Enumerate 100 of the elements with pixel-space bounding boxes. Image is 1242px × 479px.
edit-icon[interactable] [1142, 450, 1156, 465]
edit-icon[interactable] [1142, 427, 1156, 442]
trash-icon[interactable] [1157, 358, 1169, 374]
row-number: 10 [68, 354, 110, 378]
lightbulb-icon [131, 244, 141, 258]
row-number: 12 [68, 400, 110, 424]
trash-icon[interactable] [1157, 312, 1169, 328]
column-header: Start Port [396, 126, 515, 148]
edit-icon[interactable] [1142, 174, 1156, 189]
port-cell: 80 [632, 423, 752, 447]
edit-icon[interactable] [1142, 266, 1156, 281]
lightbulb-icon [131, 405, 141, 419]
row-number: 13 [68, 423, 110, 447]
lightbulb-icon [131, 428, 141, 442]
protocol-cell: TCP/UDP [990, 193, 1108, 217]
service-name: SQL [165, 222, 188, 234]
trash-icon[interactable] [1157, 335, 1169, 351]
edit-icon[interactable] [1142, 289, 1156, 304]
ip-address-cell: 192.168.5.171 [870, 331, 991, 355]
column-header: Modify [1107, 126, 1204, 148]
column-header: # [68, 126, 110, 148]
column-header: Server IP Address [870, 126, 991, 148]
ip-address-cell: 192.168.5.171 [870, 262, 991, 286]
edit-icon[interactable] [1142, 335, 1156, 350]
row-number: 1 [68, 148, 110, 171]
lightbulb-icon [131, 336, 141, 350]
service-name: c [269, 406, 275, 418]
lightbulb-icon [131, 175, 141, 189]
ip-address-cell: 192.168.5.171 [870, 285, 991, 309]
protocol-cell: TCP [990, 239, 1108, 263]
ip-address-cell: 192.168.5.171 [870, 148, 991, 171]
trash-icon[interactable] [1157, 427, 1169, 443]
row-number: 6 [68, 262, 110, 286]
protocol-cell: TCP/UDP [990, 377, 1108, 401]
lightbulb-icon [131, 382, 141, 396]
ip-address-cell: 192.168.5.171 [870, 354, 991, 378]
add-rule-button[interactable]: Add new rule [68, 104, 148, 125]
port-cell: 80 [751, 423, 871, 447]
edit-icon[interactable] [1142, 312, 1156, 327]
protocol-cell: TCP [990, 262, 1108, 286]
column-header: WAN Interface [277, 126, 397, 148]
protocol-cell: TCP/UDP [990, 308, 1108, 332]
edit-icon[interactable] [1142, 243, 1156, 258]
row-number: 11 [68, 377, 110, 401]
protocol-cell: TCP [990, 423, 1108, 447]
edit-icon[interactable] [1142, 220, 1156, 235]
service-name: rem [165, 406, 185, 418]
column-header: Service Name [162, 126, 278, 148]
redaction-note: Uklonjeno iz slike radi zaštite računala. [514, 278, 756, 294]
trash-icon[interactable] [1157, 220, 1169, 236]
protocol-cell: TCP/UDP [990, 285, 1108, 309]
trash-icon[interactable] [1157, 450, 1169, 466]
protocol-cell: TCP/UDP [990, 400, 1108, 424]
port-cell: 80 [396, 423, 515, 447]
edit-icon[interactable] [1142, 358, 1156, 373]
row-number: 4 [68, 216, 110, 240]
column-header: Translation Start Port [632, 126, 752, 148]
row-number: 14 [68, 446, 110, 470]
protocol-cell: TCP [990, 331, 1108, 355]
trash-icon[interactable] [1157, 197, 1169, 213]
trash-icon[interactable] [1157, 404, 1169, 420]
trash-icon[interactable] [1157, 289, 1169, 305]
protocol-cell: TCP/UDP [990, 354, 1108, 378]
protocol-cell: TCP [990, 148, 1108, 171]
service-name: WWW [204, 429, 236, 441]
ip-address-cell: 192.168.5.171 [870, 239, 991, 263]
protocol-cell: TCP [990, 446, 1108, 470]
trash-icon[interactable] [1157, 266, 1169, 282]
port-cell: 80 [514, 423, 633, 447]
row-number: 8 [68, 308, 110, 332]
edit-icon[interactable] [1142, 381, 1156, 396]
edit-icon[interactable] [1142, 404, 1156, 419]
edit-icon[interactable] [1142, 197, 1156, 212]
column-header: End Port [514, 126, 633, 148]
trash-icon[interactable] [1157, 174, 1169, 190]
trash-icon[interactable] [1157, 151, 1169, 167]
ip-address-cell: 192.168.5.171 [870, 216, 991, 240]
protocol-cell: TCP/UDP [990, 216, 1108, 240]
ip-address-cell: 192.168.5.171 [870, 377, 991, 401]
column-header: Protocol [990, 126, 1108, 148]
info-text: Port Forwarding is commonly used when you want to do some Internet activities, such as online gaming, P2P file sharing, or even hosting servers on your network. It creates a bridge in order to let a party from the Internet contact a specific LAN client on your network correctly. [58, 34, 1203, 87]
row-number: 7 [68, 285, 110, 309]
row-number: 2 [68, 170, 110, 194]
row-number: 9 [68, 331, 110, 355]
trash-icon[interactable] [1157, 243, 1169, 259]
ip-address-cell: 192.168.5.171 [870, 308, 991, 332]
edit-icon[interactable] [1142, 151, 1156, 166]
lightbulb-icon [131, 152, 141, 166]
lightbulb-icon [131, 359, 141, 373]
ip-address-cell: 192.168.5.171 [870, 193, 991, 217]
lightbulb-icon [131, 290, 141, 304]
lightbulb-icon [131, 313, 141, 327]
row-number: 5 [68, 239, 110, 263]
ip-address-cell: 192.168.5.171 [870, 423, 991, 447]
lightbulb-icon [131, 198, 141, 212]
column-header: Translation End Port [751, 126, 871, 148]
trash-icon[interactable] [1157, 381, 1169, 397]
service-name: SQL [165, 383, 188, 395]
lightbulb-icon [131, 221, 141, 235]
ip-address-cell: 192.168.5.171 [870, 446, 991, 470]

:::

GIVEN PROBLEM: Copy the data above verbatim, keeping every line unchanged and in its original order.

SOLUTION FOR THIS EXERCISE:
Enumerate 100 of the elements with pixel-space bounding boxes. Image is 1242px × 479px.
edit-icon[interactable] [1142, 450, 1156, 465]
edit-icon[interactable] [1142, 427, 1156, 442]
trash-icon[interactable] [1157, 358, 1169, 374]
row-number: 10 [68, 354, 110, 378]
lightbulb-icon [131, 244, 141, 258]
row-number: 12 [68, 400, 110, 424]
trash-icon[interactable] [1157, 312, 1169, 328]
column-header: Start Port [396, 126, 515, 148]
edit-icon[interactable] [1142, 174, 1156, 189]
port-cell: 80 [632, 423, 752, 447]
edit-icon[interactable] [1142, 266, 1156, 281]
lightbulb-icon [131, 405, 141, 419]
row-number: 13 [68, 423, 110, 447]
lightbulb-icon [131, 428, 141, 442]
protocol-cell: TCP/UDP [990, 193, 1108, 217]
service-name: SQL [165, 222, 188, 234]
trash-icon[interactable] [1157, 335, 1169, 351]
edit-icon[interactable] [1142, 289, 1156, 304]
ip-address-cell: 192.168.5.171 [870, 331, 991, 355]
column-header: Modify [1107, 126, 1204, 148]
column-header: # [68, 126, 110, 148]
column-header: Server IP Address [870, 126, 991, 148]
ip-address-cell: 192.168.5.171 [870, 262, 991, 286]
edit-icon[interactable] [1142, 335, 1156, 350]
row-number: 1 [68, 148, 110, 171]
lightbulb-icon [131, 336, 141, 350]
service-name: c [269, 406, 275, 418]
lightbulb-icon [131, 175, 141, 189]
ip-address-cell: 192.168.5.171 [870, 285, 991, 309]
protocol-cell: TCP [990, 239, 1108, 263]
ip-address-cell: 192.168.5.171 [870, 148, 991, 171]
trash-icon[interactable] [1157, 427, 1169, 443]
row-number: 6 [68, 262, 110, 286]
protocol-cell: TCP/UDP [990, 377, 1108, 401]
lightbulb-icon [131, 382, 141, 396]
ip-address-cell: 192.168.5.171 [870, 354, 991, 378]
add-rule-button[interactable]: Add new rule [68, 104, 148, 125]
port-cell: 80 [751, 423, 871, 447]
edit-icon[interactable] [1142, 312, 1156, 327]
protocol-cell: TCP [990, 262, 1108, 286]
column-header: WAN Interface [277, 126, 397, 148]
protocol-cell: TCP/UDP [990, 308, 1108, 332]
edit-icon[interactable] [1142, 243, 1156, 258]
row-number: 11 [68, 377, 110, 401]
protocol-cell: TCP [990, 423, 1108, 447]
edit-icon[interactable] [1142, 220, 1156, 235]
service-name: rem [165, 406, 185, 418]
column-header: Service Name [162, 126, 278, 148]
redaction-note: Uklonjeno iz slike radi zaštite računala. [514, 278, 756, 294]
trash-icon[interactable] [1157, 220, 1169, 236]
protocol-cell: TCP/UDP [990, 285, 1108, 309]
trash-icon[interactable] [1157, 450, 1169, 466]
protocol-cell: TCP/UDP [990, 400, 1108, 424]
port-cell: 80 [396, 423, 515, 447]
edit-icon[interactable] [1142, 358, 1156, 373]
row-number: 4 [68, 216, 110, 240]
column-header: Translation Start Port [632, 126, 752, 148]
row-number: 14 [68, 446, 110, 470]
protocol-cell: TCP [990, 331, 1108, 355]
trash-icon[interactable] [1157, 197, 1169, 213]
trash-icon[interactable] [1157, 404, 1169, 420]
trash-icon[interactable] [1157, 289, 1169, 305]
protocol-cell: TCP/UDP [990, 354, 1108, 378]
protocol-cell: TCP [990, 148, 1108, 171]
service-name: WWW [204, 429, 236, 441]
ip-address-cell: 192.168.5.171 [870, 239, 991, 263]
protocol-cell: TCP [990, 446, 1108, 470]
trash-icon[interactable] [1157, 266, 1169, 282]
port-cell: 80 [514, 423, 633, 447]
row-number: 8 [68, 308, 110, 332]
edit-icon[interactable] [1142, 381, 1156, 396]
edit-icon[interactable] [1142, 404, 1156, 419]
edit-icon[interactable] [1142, 197, 1156, 212]
column-header: End Port [514, 126, 633, 148]
trash-icon[interactable] [1157, 174, 1169, 190]
trash-icon[interactable] [1157, 151, 1169, 167]
ip-address-cell: 192.168.5.171 [870, 216, 991, 240]
protocol-cell: TCP/UDP [990, 216, 1108, 240]
ip-address-cell: 192.168.5.171 [870, 377, 991, 401]
column-header: Protocol [990, 126, 1108, 148]
info-text: Port Forwarding is commonly used when you want to do some Internet activities, such as online gaming, P2P file sharing, or even hosting servers on your network. It creates a bridge in order to let a party from the Internet contact a specific LAN client on your network correctly. [58, 34, 1203, 87]
row-number: 7 [68, 285, 110, 309]
row-number: 2 [68, 170, 110, 194]
row-number: 9 [68, 331, 110, 355]
trash-icon[interactable] [1157, 243, 1169, 259]
ip-address-cell: 192.168.5.171 [870, 308, 991, 332]
edit-icon[interactable] [1142, 151, 1156, 166]
lightbulb-icon [131, 152, 141, 166]
lightbulb-icon [131, 359, 141, 373]
ip-address-cell: 192.168.5.171 [870, 193, 991, 217]
lightbulb-icon [131, 290, 141, 304]
lightbulb-icon [131, 313, 141, 327]
row-number: 5 [68, 239, 110, 263]
ip-address-cell: 192.168.5.171 [870, 423, 991, 447]
lightbulb-icon [131, 198, 141, 212]
column-header: Translation End Port [751, 126, 871, 148]
trash-icon[interactable] [1157, 381, 1169, 397]
service-name: SQL [165, 383, 188, 395]
lightbulb-icon [131, 221, 141, 235]
ip-address-cell: 192.168.5.171 [870, 446, 991, 470]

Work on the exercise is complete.